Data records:
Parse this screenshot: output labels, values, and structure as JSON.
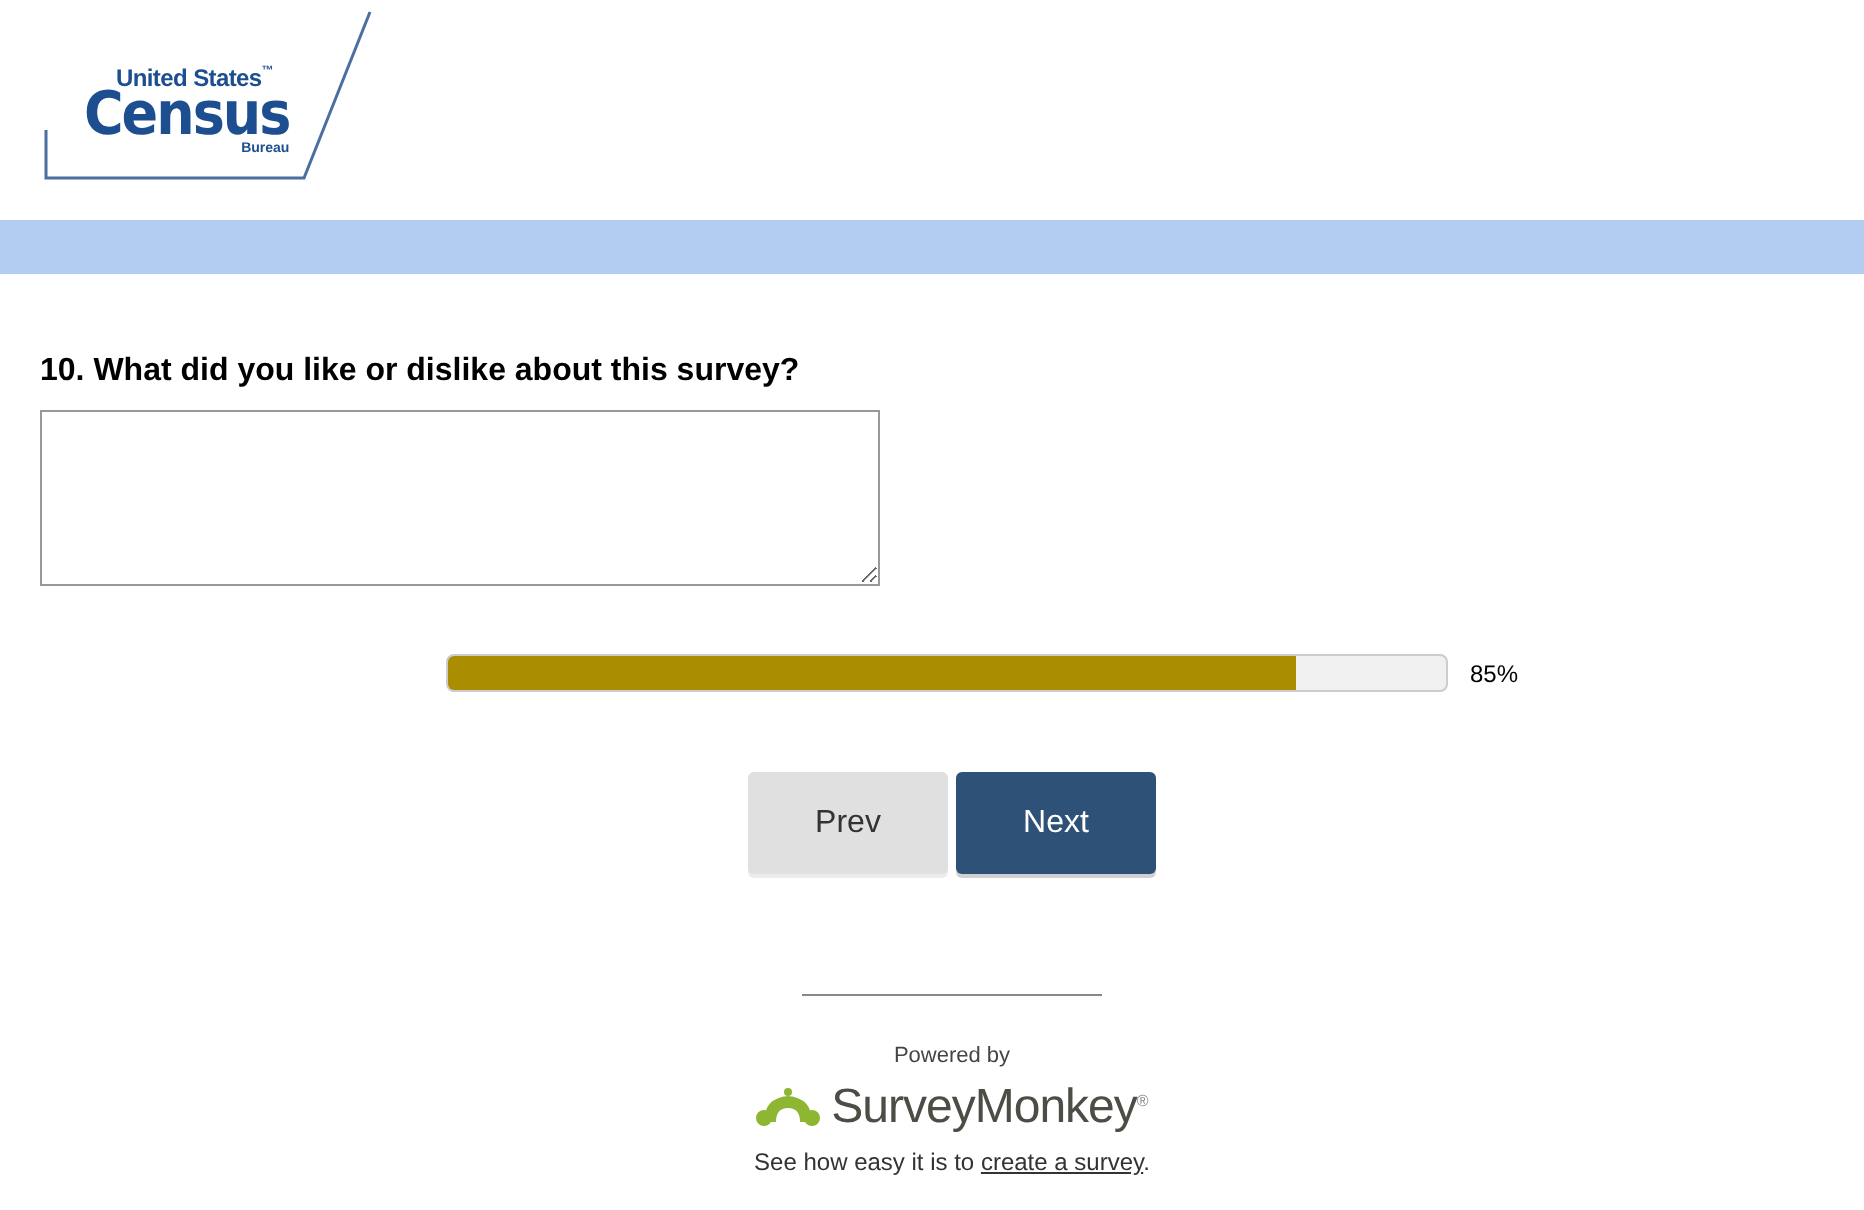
{
  "logo": {
    "top_line": "United States",
    "trademark": "™",
    "main_word": "Census",
    "bottom_line": "Bureau"
  },
  "question": {
    "number": "10.",
    "text": "What did you like or dislike about this survey?"
  },
  "progress": {
    "level": 0.85,
    "reading": "85%"
  },
  "buttons": [
    {
      "label": "Prev",
      "kind": "secondary"
    },
    {
      "label": "Next",
      "kind": "primary"
    }
  ],
  "footer": {
    "powered_by": "Powered by",
    "brand": "SurveyMonkey",
    "registered": "®",
    "tagline": "See how easy it is to",
    "link": "create a survey",
    "end": "."
  }
}
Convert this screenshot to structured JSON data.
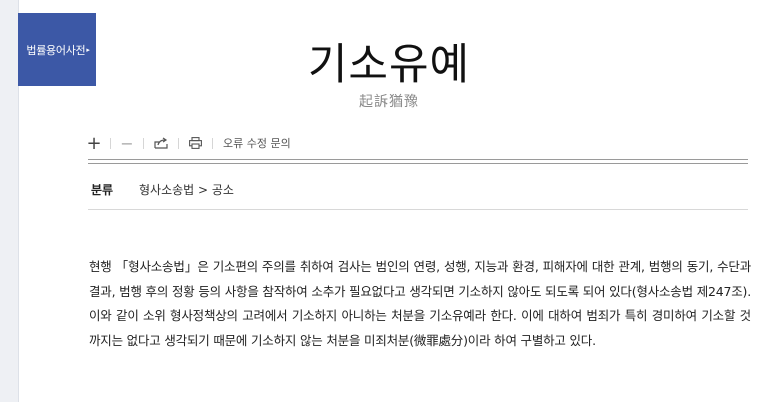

→ **EXERCISE GOAL**: Every entry should be returned exactly as written, minus the pictures.

→ **IN RESPONSE**:
Parse this screenshot: output labels, values, and structure as JSON.
{
  "logo": {
    "top_line": "United States",
    "trademark": "™",
    "main_word": "Census",
    "bottom_line": "Bureau"
  },
  "question": {
    "number": "10.",
    "text": "What did you like or dislike about this survey?"
  },
  "progress": {
    "level": 0.85,
    "reading": "85%"
  },
  "buttons": [
    {
      "label": "Prev",
      "kind": "secondary"
    },
    {
      "label": "Next",
      "kind": "primary"
    }
  ],
  "footer": {
    "powered_by": "Powered by",
    "brand": "SurveyMonkey",
    "registered": "®",
    "tagline": "See how easy it is to",
    "link": "create a survey",
    "end": "."
  }
}
Convert this screenshot to structured JSON data.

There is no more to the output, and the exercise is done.